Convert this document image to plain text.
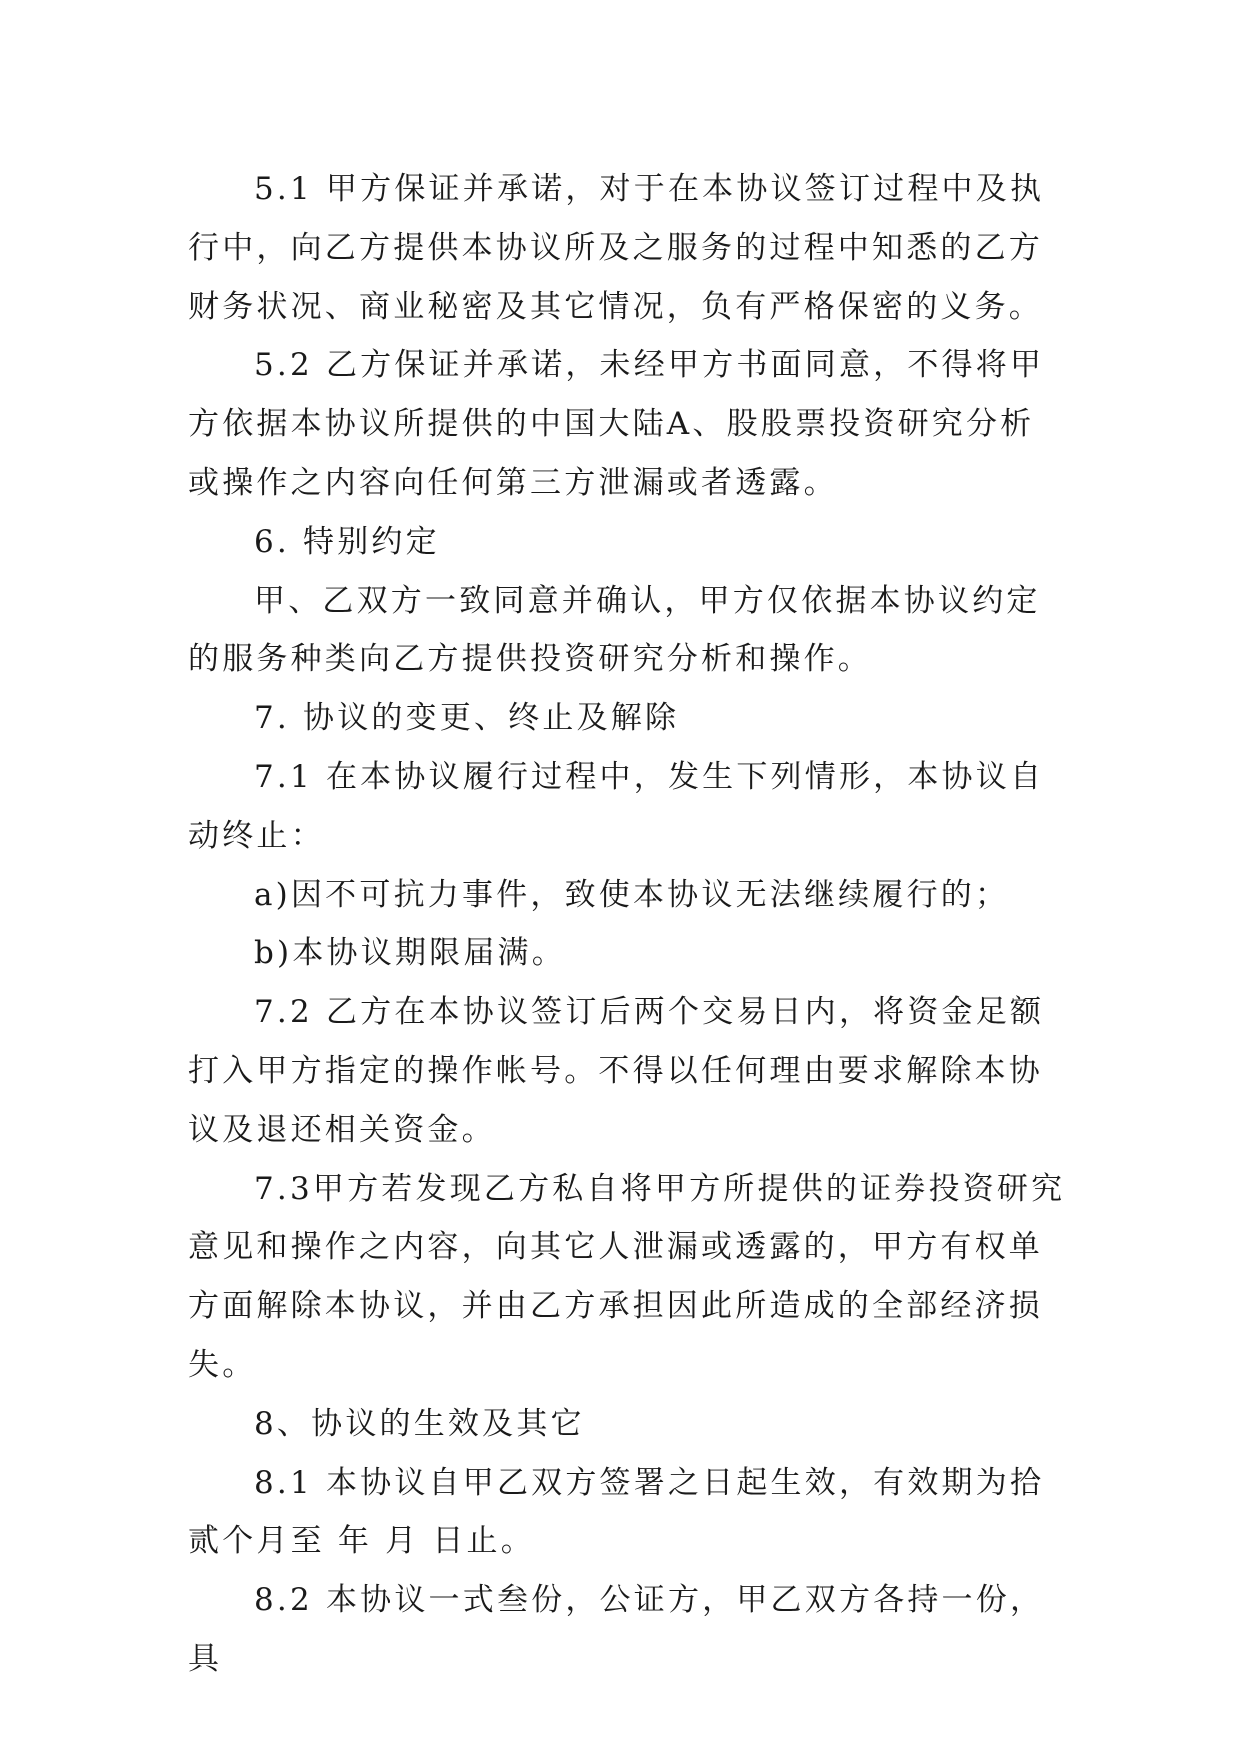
5.1 甲方保证并承诺，对于在本协议签订过程中及执行中，向乙方提供本协议所及之服务的过程中知悉的乙方财务状况、商业秘密及其它情况，负有严格保密的义务。

5.2 乙方保证并承诺，未经甲方书面同意，不得将甲方依据本协议所提供的中国大陆A、股股票投资研究分析或操作之内容向任何第三方泄漏或者透露。

6. 特别约定

甲、乙双方一致同意并确认，甲方仅依据本协议约定的服务种类向乙方提供投资研究分析和操作。

7. 协议的变更、终止及解除

7.1 在本协议履行过程中，发生下列情形，本协议自动终止：

a)因不可抗力事件，致使本协议无法继续履行的；

b)本协议期限届满。

7.2 乙方在本协议签订后两个交易日内，将资金足额打入甲方指定的操作帐号。不得以任何理由要求解除本协议及退还相关资金。

7.3甲方若发现乙方私自将甲方所提供的证券投资研究意见和操作之内容，向其它人泄漏或透露的，甲方有权单方面解除本协议，并由乙方承担因此所造成的全部经济损失。

8、协议的生效及其它

8.1 本协议自甲乙双方签署之日起生效，有效期为拾贰个月至 年 月 日止。

8.2 本协议一式叁份，公证方，甲乙双方各持一份，具
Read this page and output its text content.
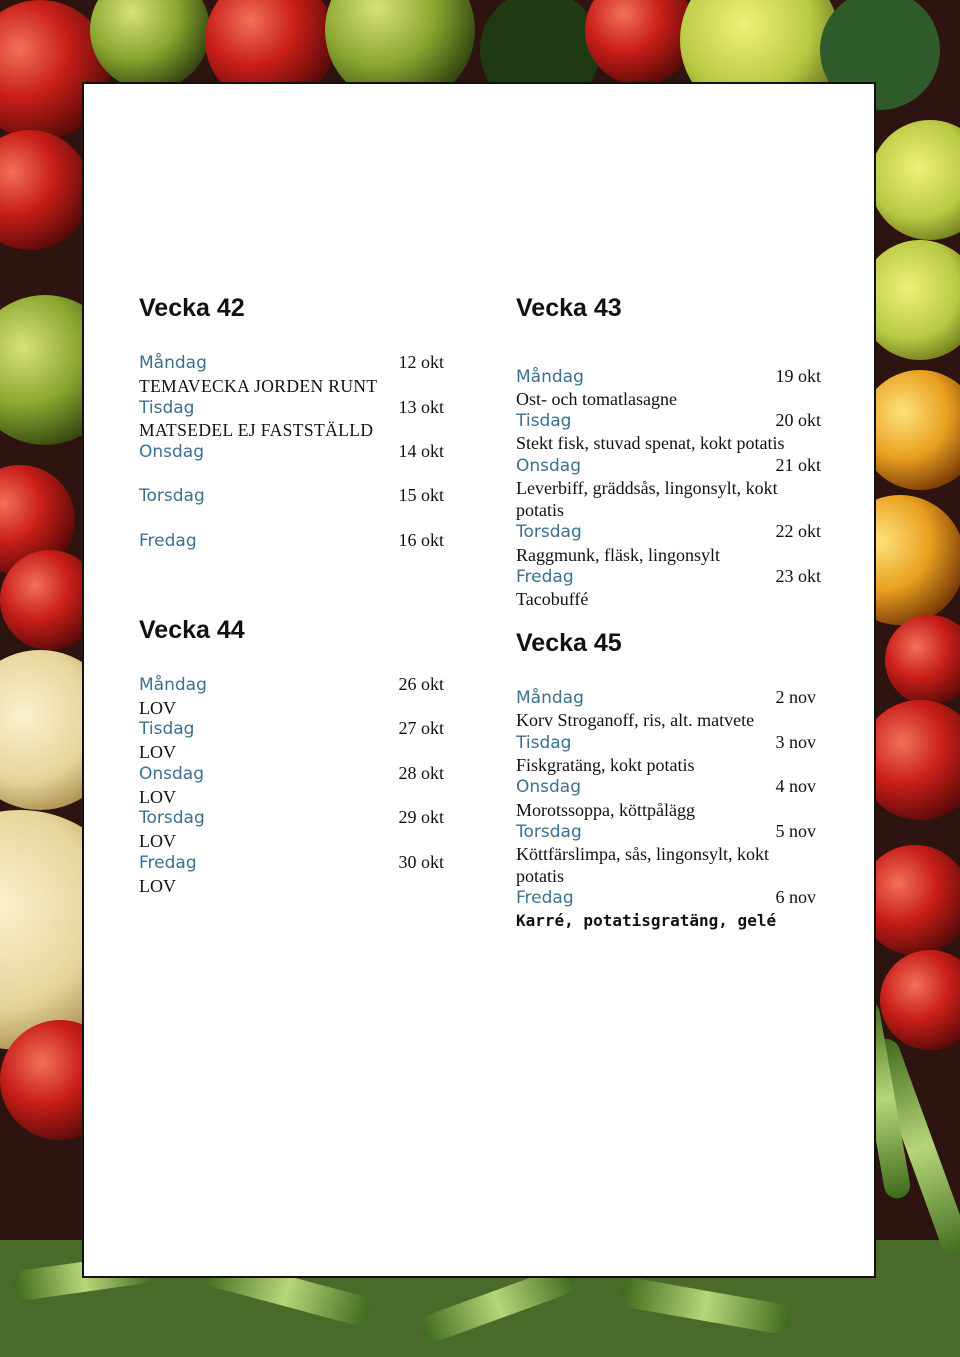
Vecka 42
Måndag	12 okt
TEMAVECKA JORDEN RUNT
Tisdag	13 okt
MATSEDEL EJ FASTSTÄLLD
Onsdag	14 okt
Torsdag	15 okt
Fredag	16 okt
Vecka 44
Måndag	26 okt
LOV
Tisdag	27 okt
LOV
Onsdag	28 okt
LOV
Torsdag	29 okt
LOV
Fredag	30 okt
LOV
Vecka 43
Måndag	19 okt
Ost- och tomatlasagne
Tisdag	20 okt
Stekt fisk, stuvad spenat, kokt potatis
Onsdag	21 okt
Leverbiff, gräddsås, lingonsylt, kokt potatis
Torsdag	22 okt
Raggmunk, fläsk, lingonsylt
Fredag	23 okt
Tacobuffé
Vecka 45
Måndag	2 nov
Korv Stroganoff, ris, alt. matvete
Tisdag	3 nov
Fiskgratäng, kokt potatis
Onsdag	4 nov
Morotssoppa, köttpålägg
Torsdag	5 nov
Köttfärslimpa, sås, lingonsylt, kokt potatis
Fredag	6 nov
Karré, potatisgratäng, gelé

= = = =

> _Task description_
Quote the records in full and exactly; skip any image.

> _Answer to this exercise_
Convert this document image to plain text.
5.1 甲方保证并承诺，对于在本协议签订过程中及执行中，向乙方提供本协议所及之服务的过程中知悉的乙方财务状况、商业秘密及其它情况，负有严格保密的义务。

5.2 乙方保证并承诺，未经甲方书面同意，不得将甲方依据本协议所提供的中国大陆A、股股票投资研究分析或操作之内容向任何第三方泄漏或者透露。

6. 特别约定

甲、乙双方一致同意并确认，甲方仅依据本协议约定的服务种类向乙方提供投资研究分析和操作。

7. 协议的变更、终止及解除

7.1 在本协议履行过程中，发生下列情形，本协议自动终止：

a)因不可抗力事件，致使本协议无法继续履行的；

b)本协议期限届满。

7.2 乙方在本协议签订后两个交易日内，将资金足额打入甲方指定的操作帐号。不得以任何理由要求解除本协议及退还相关资金。

7.3甲方若发现乙方私自将甲方所提供的证券投资研究意见和操作之内容，向其它人泄漏或透露的，甲方有权单方面解除本协议，并由乙方承担因此所造成的全部经济损失。

8、协议的生效及其它

8.1 本协议自甲乙双方签署之日起生效，有效期为拾贰个月至 年 月 日止。

8.2 本协议一式叁份，公证方，甲乙双方各持一份，具
Read this page and output its text content.
Vecka 42
Måndag	12 okt
TEMAVECKA JORDEN RUNT
Tisdag	13 okt
MATSEDEL EJ FASTSTÄLLD
Onsdag	14 okt
Torsdag	15 okt
Fredag	16 okt
Vecka 44
Måndag	26 okt
LOV
Tisdag	27 okt
LOV
Onsdag	28 okt
LOV
Torsdag	29 okt
LOV
Fredag	30 okt
LOV
Vecka 43
Måndag	19 okt
Ost- och tomatlasagne
Tisdag	20 okt
Stekt fisk, stuvad spenat, kokt potatis
Onsdag	21 okt
Leverbiff, gräddsås, lingonsylt, kokt potatis
Torsdag	22 okt
Raggmunk, fläsk, lingonsylt
Fredag	23 okt
Tacobuffé
Vecka 45
Måndag	2 nov
Korv Stroganoff, ris, alt. matvete
Tisdag	3 nov
Fiskgratäng, kokt potatis
Onsdag	4 nov
Morotssoppa, köttpålägg
Torsdag	5 nov
Köttfärslimpa, sås, lingonsylt, kokt potatis
Fredag	6 nov
Karré, potatisgratäng, gelé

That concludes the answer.